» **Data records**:
---------------

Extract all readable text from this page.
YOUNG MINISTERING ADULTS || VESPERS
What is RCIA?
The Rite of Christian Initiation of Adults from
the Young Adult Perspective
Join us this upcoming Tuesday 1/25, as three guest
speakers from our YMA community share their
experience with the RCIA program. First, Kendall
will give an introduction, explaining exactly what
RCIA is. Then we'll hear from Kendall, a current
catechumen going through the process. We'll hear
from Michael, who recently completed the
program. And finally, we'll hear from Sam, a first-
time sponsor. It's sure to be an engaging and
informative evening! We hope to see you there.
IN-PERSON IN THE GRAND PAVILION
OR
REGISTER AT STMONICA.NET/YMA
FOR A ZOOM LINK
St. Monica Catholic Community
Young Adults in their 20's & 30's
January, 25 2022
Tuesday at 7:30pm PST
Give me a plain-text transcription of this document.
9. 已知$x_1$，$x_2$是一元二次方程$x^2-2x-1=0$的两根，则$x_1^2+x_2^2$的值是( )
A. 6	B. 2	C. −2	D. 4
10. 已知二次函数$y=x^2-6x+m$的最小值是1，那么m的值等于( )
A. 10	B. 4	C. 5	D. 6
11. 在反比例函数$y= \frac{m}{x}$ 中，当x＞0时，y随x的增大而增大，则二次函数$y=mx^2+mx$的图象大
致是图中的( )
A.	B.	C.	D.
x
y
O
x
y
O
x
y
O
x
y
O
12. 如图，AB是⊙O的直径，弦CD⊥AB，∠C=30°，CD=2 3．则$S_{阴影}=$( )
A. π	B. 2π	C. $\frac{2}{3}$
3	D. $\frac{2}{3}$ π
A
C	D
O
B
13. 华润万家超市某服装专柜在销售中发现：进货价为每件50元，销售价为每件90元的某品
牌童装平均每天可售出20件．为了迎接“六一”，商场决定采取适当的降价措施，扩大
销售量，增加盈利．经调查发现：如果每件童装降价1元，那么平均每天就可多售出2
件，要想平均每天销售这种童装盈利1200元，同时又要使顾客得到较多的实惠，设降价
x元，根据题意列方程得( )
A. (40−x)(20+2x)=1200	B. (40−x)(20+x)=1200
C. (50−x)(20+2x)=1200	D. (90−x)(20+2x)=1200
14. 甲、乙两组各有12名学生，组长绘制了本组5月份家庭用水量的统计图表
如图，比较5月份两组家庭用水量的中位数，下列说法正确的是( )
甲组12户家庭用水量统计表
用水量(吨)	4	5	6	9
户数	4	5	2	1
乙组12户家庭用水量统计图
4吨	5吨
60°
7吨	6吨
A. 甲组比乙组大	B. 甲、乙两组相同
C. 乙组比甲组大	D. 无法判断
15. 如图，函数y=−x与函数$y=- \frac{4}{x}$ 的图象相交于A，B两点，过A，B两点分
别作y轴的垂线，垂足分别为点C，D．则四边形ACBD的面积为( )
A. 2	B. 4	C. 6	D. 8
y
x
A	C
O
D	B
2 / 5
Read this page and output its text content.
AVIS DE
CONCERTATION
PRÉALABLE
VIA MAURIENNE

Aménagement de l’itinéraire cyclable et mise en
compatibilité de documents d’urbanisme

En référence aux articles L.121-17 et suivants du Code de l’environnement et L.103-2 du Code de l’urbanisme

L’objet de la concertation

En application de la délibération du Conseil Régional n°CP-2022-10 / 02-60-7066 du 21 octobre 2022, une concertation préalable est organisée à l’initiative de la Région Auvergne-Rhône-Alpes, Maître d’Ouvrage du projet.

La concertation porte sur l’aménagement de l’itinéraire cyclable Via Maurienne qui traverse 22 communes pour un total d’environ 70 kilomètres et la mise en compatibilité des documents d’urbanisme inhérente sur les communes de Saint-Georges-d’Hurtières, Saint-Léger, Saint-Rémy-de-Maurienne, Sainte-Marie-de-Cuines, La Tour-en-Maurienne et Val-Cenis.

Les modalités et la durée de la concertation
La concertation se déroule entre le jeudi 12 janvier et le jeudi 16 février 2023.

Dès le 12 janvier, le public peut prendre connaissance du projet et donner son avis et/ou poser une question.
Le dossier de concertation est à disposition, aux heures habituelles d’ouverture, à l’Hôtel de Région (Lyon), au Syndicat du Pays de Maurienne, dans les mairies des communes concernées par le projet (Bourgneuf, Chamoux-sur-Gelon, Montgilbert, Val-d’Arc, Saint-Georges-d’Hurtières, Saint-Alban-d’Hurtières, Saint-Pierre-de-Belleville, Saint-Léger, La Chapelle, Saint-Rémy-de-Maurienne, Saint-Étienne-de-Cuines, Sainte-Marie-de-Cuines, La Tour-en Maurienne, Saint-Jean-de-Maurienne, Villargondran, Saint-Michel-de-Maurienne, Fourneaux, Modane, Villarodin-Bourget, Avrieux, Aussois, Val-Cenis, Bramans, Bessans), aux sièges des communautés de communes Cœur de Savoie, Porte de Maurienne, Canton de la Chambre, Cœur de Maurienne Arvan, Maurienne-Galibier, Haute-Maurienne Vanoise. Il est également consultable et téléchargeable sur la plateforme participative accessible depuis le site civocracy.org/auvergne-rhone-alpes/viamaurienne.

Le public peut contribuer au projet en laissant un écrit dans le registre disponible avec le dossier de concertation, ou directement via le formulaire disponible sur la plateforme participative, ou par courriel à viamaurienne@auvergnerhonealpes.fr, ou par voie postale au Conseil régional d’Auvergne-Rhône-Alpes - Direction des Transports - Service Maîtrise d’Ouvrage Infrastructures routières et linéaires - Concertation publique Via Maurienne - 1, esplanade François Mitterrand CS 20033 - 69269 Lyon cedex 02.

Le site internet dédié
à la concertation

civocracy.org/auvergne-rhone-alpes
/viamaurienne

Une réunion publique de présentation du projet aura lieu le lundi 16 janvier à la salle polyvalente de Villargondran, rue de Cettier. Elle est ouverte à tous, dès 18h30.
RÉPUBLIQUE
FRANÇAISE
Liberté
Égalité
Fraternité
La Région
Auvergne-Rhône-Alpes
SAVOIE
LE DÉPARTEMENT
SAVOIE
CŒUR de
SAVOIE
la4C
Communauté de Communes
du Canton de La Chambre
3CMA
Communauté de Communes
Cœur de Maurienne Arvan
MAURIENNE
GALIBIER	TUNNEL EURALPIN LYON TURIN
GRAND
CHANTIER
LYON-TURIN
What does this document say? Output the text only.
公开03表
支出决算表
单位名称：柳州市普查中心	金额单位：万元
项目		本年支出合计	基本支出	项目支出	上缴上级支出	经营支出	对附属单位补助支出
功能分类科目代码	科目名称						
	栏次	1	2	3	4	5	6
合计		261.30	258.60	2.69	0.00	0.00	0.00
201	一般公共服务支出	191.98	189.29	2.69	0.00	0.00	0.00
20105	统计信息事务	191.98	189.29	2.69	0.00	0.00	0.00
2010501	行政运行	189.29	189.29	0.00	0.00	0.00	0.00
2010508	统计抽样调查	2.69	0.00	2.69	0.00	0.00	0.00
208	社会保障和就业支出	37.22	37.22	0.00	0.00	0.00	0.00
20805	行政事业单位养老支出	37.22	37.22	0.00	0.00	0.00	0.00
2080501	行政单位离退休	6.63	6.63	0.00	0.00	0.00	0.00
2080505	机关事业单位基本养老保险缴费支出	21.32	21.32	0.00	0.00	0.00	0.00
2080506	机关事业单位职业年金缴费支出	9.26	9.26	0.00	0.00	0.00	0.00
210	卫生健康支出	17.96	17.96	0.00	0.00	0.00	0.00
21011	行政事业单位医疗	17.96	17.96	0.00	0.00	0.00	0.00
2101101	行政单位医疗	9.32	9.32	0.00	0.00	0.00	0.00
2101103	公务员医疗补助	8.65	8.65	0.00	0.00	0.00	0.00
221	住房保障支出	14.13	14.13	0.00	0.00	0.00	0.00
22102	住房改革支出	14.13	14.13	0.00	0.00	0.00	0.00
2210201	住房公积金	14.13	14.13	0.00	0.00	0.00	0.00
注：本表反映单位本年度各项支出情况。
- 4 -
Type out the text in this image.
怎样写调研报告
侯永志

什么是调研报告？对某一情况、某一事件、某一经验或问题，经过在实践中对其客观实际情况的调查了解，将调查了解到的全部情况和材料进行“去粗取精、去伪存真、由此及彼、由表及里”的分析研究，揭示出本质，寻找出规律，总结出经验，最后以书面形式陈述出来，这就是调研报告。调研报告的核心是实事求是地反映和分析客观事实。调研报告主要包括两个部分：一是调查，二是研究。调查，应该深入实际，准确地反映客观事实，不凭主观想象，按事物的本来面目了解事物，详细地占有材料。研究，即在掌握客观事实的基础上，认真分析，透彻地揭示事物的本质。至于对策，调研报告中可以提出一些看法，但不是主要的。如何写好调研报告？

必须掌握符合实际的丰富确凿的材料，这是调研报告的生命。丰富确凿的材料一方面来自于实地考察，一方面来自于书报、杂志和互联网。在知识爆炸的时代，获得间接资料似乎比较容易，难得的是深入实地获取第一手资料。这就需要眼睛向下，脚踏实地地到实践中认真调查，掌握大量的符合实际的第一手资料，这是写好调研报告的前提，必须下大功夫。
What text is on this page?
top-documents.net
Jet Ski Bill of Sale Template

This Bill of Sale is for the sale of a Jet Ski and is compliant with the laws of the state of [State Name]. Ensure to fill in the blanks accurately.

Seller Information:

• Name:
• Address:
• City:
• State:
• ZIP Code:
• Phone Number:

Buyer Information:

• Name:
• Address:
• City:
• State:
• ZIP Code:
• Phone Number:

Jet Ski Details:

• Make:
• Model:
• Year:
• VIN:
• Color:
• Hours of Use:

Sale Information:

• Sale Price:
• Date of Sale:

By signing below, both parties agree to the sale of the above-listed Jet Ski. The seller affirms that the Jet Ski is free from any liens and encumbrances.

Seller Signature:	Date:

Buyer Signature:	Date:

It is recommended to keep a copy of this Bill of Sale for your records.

---------------

Only the lines from the one containing "What text is on this page?" to the end of the data should be printed, exactly as they stand.

What text is on this page?
top-documents.net
Jet Ski Bill of Sale Template

This Bill of Sale is for the sale of a Jet Ski and is compliant with the laws of the state of [State Name]. Ensure to fill in the blanks accurately.

Seller Information:

• Name:
• Address:
• City:
• State:
• ZIP Code:
• Phone Number:

Buyer Information:

• Name:
• Address:
• City:
• State:
• ZIP Code:
• Phone Number:

Jet Ski Details:

• Make:
• Model:
• Year:
• VIN:
• Color:
• Hours of Use:

Sale Information:

• Sale Price:
• Date of Sale:

By signing below, both parties agree to the sale of the above-listed Jet Ski. The seller affirms that the Jet Ski is free from any liens and encumbrances.

Seller Signature:	Date:

Buyer Signature:	Date:

It is recommended to keep a copy of this Bill of Sale for your records.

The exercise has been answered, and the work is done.